(Stored data)
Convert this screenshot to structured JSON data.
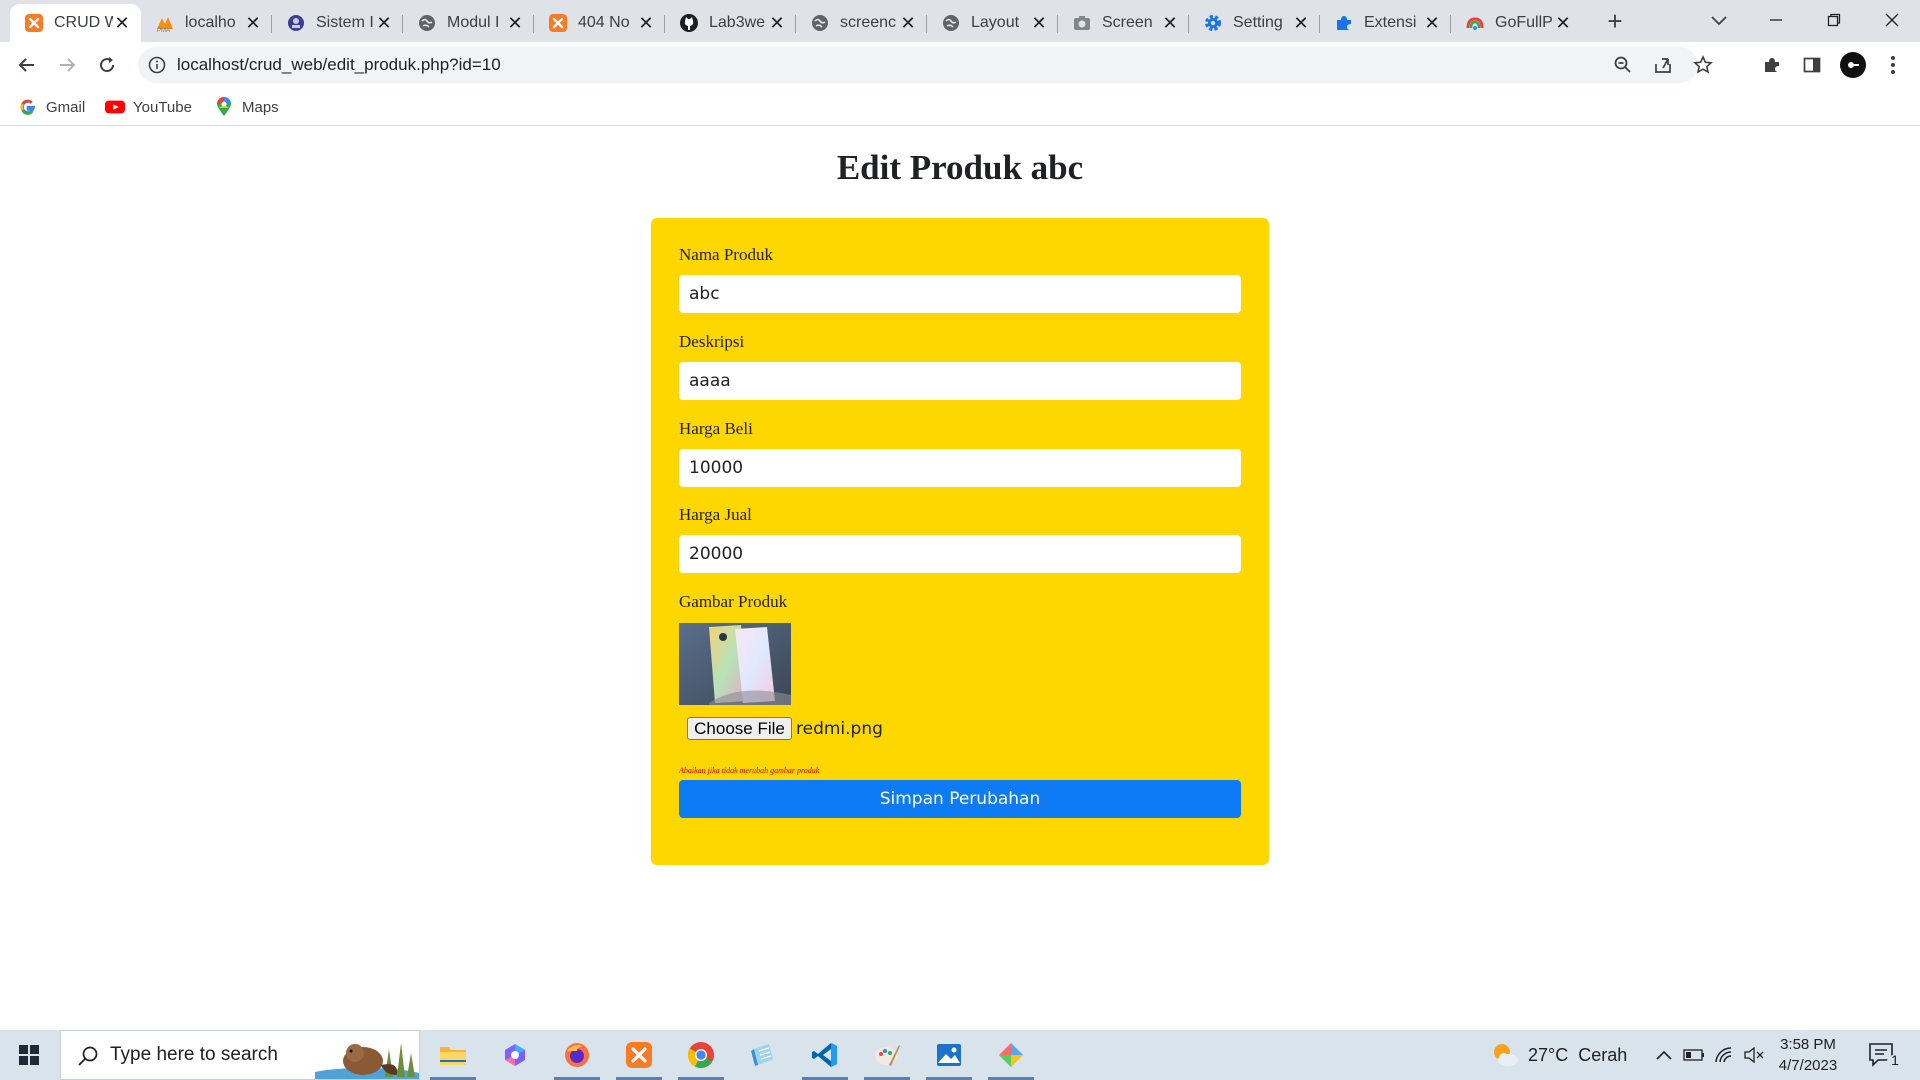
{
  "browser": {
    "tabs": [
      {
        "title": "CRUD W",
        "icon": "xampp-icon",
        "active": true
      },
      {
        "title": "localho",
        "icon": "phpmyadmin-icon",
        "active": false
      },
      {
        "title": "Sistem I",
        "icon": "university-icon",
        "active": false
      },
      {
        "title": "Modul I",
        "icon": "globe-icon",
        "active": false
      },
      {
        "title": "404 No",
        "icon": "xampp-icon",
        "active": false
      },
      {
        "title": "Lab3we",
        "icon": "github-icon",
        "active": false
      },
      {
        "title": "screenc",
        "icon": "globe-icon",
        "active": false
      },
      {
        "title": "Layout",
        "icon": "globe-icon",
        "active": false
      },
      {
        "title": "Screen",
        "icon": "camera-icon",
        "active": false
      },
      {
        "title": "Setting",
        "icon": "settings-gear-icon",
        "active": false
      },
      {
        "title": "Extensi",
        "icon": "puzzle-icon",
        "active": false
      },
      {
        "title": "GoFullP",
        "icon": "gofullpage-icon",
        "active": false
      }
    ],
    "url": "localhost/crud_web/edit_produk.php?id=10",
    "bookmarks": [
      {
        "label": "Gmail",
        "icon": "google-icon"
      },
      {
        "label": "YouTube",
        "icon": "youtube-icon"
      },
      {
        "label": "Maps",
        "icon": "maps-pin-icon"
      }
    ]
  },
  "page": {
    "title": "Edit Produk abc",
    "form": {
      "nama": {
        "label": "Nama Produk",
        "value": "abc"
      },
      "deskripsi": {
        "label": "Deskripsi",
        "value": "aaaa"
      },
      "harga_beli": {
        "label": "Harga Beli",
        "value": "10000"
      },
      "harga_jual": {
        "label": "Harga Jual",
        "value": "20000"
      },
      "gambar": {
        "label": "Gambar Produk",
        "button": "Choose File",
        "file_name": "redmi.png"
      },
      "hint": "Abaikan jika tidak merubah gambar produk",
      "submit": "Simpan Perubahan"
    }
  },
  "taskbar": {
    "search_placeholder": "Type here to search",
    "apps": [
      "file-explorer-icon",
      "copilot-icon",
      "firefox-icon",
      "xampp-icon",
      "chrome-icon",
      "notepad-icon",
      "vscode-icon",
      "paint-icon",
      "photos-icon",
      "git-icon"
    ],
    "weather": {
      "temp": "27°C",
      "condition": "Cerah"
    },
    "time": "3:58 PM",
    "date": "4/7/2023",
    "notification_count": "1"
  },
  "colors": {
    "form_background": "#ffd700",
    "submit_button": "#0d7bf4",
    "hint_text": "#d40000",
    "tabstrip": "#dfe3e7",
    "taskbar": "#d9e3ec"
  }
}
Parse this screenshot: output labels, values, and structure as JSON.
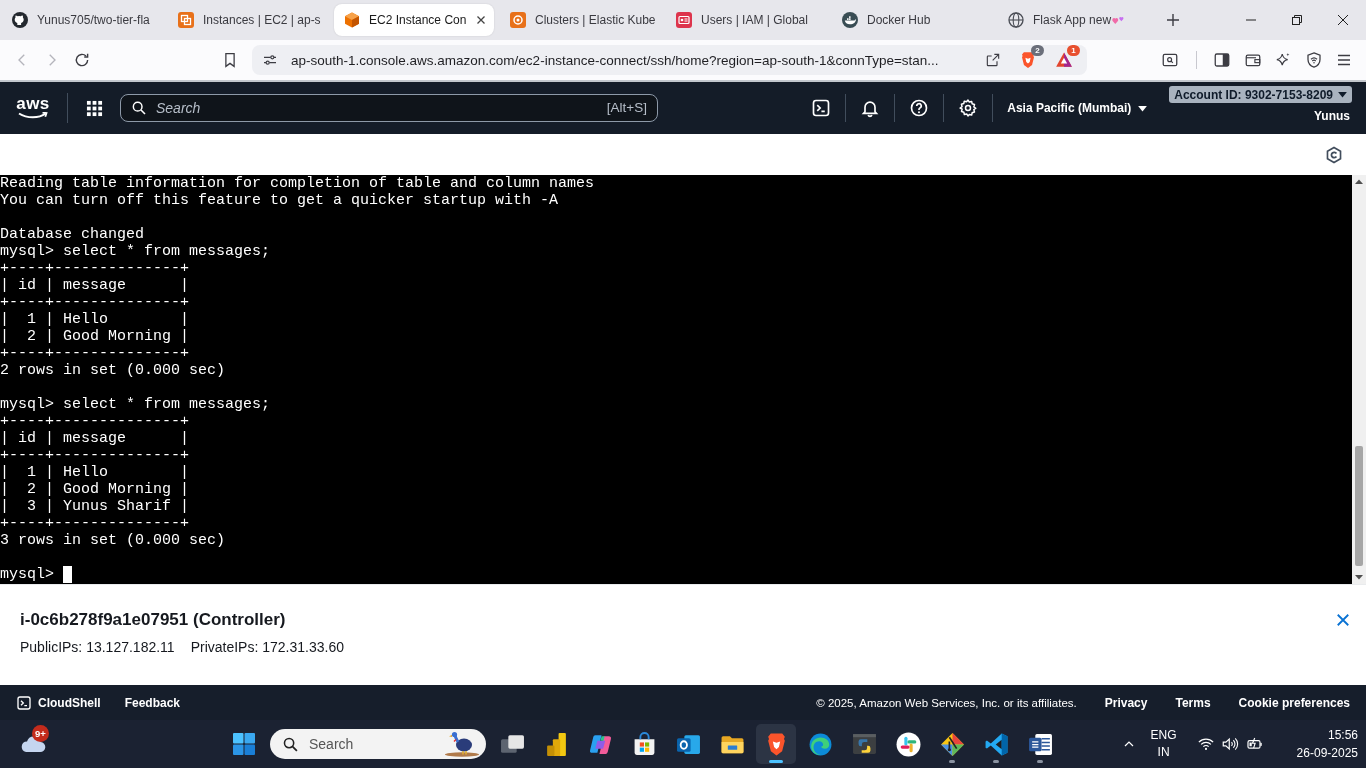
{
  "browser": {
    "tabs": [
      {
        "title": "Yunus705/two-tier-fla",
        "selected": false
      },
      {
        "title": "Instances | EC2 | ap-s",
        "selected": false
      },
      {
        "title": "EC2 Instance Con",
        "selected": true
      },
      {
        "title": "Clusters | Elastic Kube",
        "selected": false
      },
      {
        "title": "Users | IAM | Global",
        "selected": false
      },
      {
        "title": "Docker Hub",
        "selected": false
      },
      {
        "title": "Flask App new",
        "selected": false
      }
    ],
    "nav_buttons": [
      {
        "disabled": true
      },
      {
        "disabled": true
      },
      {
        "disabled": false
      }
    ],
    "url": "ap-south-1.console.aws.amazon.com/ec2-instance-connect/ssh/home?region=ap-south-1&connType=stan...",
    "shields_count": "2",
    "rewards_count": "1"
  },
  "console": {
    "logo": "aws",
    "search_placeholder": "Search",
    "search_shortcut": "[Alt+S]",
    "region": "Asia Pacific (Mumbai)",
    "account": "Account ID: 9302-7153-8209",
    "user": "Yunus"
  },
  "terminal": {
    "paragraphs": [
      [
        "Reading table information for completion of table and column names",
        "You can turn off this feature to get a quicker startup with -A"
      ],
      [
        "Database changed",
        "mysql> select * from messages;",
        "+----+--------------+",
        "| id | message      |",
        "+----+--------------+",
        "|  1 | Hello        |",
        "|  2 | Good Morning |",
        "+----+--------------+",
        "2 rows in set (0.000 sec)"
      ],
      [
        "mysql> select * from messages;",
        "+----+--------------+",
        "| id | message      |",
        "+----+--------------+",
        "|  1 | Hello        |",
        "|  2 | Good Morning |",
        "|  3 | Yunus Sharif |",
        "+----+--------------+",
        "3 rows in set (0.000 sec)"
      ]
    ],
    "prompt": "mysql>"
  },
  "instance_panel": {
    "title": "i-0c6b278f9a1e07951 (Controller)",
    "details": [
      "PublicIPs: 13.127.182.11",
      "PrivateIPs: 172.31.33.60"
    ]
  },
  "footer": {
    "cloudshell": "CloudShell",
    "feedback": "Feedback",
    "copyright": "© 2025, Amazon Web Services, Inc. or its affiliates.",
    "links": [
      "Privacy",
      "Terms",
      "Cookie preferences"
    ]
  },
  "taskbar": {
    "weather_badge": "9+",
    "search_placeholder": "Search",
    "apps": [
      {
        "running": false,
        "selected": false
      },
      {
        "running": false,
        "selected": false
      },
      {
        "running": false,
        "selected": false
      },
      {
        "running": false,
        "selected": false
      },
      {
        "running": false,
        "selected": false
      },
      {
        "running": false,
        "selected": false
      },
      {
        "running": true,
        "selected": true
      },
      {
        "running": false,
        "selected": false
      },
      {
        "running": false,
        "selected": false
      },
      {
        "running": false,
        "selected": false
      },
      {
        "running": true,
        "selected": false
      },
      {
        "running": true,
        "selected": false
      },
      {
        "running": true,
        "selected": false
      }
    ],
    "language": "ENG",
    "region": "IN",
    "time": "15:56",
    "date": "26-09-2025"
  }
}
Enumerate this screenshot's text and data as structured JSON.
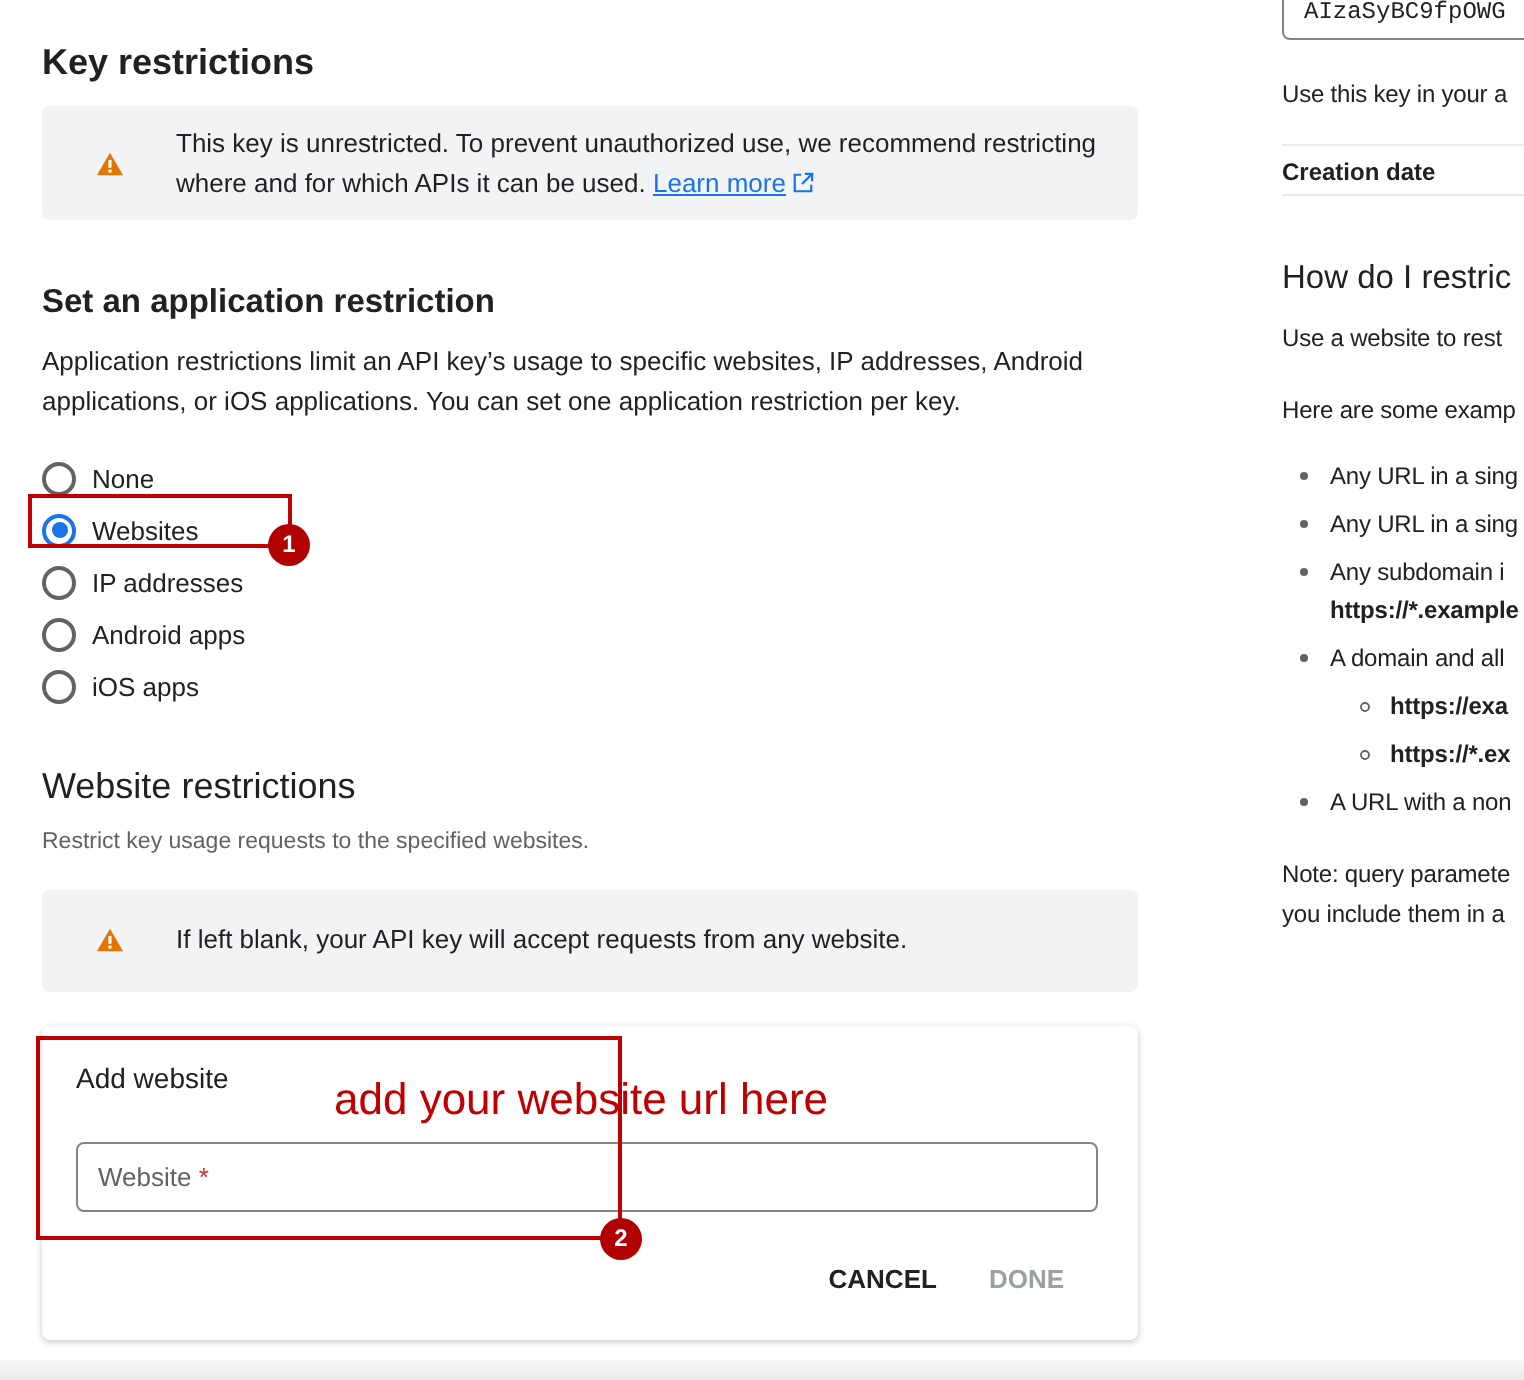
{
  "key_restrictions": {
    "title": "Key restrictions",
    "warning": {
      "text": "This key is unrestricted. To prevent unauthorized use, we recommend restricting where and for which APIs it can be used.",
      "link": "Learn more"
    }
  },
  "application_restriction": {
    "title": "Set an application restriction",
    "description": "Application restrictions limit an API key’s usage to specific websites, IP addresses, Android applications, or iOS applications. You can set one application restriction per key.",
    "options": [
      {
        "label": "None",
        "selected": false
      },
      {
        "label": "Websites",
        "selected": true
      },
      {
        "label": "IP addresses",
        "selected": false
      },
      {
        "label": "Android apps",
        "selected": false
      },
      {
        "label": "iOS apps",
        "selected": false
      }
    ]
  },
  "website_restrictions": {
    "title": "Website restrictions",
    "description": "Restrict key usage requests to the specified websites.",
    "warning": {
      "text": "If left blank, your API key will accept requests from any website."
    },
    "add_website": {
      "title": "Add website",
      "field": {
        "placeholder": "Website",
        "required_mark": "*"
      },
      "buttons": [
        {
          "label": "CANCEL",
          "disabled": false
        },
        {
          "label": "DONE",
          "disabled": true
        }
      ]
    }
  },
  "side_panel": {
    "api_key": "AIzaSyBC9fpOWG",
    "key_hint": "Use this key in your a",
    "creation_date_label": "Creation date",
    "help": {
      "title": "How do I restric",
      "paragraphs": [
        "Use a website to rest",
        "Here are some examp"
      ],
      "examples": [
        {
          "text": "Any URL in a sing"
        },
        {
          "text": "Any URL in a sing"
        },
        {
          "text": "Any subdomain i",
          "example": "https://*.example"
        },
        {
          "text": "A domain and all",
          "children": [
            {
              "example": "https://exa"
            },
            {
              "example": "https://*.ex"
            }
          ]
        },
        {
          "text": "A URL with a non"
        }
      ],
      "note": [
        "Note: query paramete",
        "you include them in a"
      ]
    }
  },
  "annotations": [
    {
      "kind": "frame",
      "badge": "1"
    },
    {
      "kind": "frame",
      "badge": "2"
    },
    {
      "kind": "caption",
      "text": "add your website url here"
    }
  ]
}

→ WHAT IS BEING ASKED: Looking at the records above, count the lines where the word "disabled" appears. State only the number.

→ WRITTEN RESPONSE: 5